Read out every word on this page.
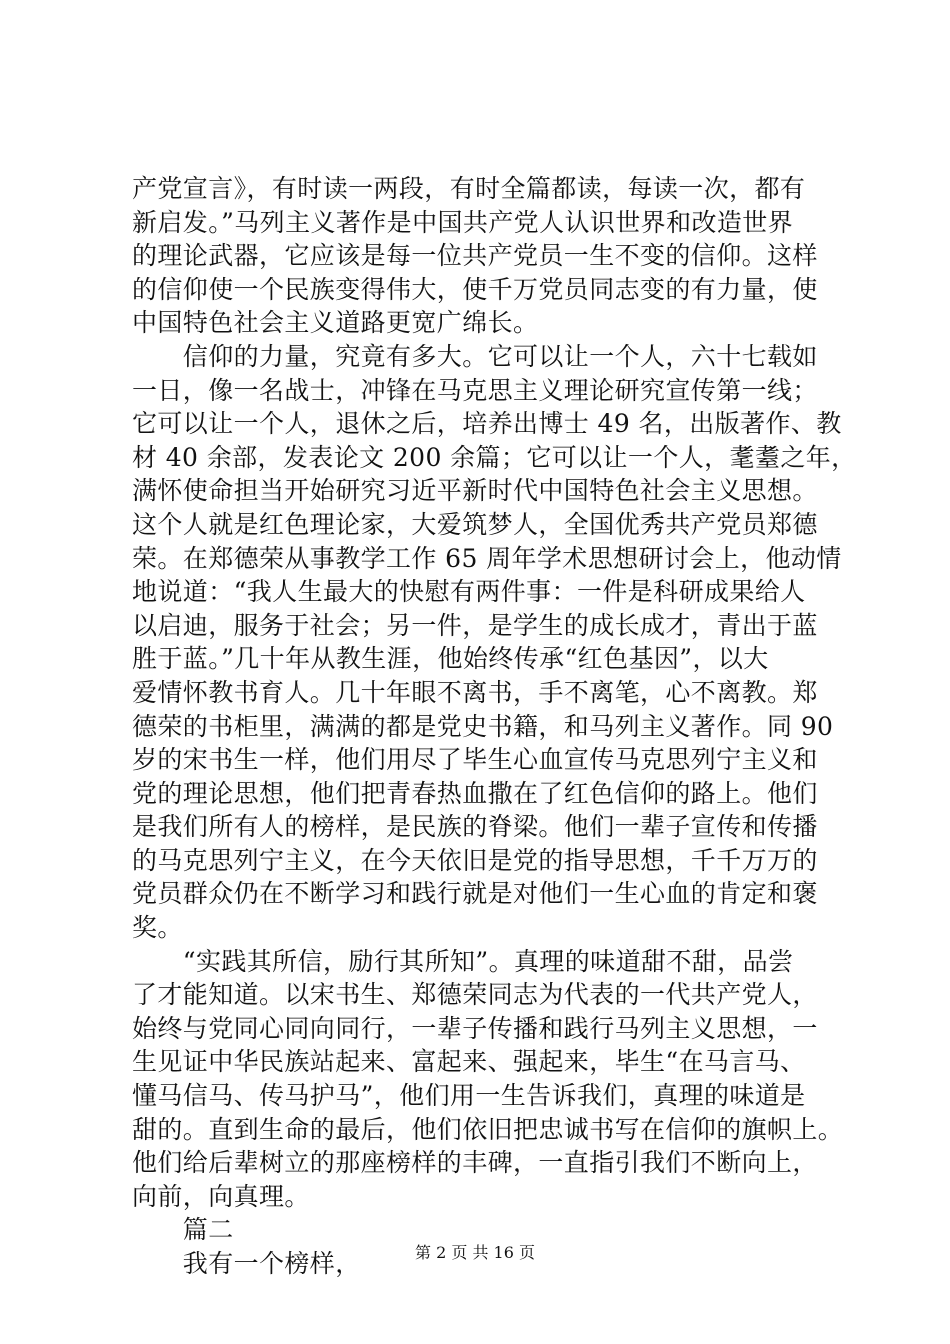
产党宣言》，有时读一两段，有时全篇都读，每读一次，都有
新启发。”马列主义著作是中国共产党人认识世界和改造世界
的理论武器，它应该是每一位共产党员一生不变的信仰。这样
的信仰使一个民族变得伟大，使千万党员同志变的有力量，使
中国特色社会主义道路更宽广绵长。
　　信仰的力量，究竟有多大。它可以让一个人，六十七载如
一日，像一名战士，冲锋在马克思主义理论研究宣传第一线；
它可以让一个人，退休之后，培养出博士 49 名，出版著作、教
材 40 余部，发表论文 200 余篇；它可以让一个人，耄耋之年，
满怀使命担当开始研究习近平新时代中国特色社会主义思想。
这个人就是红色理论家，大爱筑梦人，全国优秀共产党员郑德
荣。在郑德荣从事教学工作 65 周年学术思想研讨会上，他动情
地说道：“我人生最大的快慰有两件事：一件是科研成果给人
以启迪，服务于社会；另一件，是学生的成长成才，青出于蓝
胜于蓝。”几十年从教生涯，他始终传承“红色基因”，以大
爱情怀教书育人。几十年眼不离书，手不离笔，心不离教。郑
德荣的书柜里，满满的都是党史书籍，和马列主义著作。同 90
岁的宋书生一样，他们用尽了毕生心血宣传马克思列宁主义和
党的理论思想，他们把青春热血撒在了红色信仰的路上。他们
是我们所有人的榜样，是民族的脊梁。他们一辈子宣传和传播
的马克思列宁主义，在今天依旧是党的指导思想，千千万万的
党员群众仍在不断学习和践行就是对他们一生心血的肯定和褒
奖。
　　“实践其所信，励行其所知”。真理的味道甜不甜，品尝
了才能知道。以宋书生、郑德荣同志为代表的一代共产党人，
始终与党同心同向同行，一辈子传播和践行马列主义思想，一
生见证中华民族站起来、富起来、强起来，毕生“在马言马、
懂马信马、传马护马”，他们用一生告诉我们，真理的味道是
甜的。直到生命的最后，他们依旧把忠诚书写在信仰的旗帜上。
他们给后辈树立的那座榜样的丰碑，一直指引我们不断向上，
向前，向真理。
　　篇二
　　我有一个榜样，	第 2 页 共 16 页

§ WORK REQUIRED: Copy out each record shown above without alteration, skipping any picture.

§ ANSWER BELOW:
Read out every word on this page.
产党宣言》，有时读一两段，有时全篇都读，每读一次，都有
新启发。”马列主义著作是中国共产党人认识世界和改造世界
的理论武器，它应该是每一位共产党员一生不变的信仰。这样
的信仰使一个民族变得伟大，使千万党员同志变的有力量，使
中国特色社会主义道路更宽广绵长。
　　信仰的力量，究竟有多大。它可以让一个人，六十七载如
一日，像一名战士，冲锋在马克思主义理论研究宣传第一线；
它可以让一个人，退休之后，培养出博士 49 名，出版著作、教
材 40 余部，发表论文 200 余篇；它可以让一个人，耄耋之年，
满怀使命担当开始研究习近平新时代中国特色社会主义思想。
这个人就是红色理论家，大爱筑梦人，全国优秀共产党员郑德
荣。在郑德荣从事教学工作 65 周年学术思想研讨会上，他动情
地说道：“我人生最大的快慰有两件事：一件是科研成果给人
以启迪，服务于社会；另一件，是学生的成长成才，青出于蓝
胜于蓝。”几十年从教生涯，他始终传承“红色基因”，以大
爱情怀教书育人。几十年眼不离书，手不离笔，心不离教。郑
德荣的书柜里，满满的都是党史书籍，和马列主义著作。同 90
岁的宋书生一样，他们用尽了毕生心血宣传马克思列宁主义和
党的理论思想，他们把青春热血撒在了红色信仰的路上。他们
是我们所有人的榜样，是民族的脊梁。他们一辈子宣传和传播
的马克思列宁主义，在今天依旧是党的指导思想，千千万万的
党员群众仍在不断学习和践行就是对他们一生心血的肯定和褒
奖。
　　“实践其所信，励行其所知”。真理的味道甜不甜，品尝
了才能知道。以宋书生、郑德荣同志为代表的一代共产党人，
始终与党同心同向同行，一辈子传播和践行马列主义思想，一
生见证中华民族站起来、富起来、强起来，毕生“在马言马、
懂马信马、传马护马”，他们用一生告诉我们，真理的味道是
甜的。直到生命的最后，他们依旧把忠诚书写在信仰的旗帜上。
他们给后辈树立的那座榜样的丰碑，一直指引我们不断向上，
向前，向真理。
　　篇二
　　我有一个榜样，	第 2 页 共 16 页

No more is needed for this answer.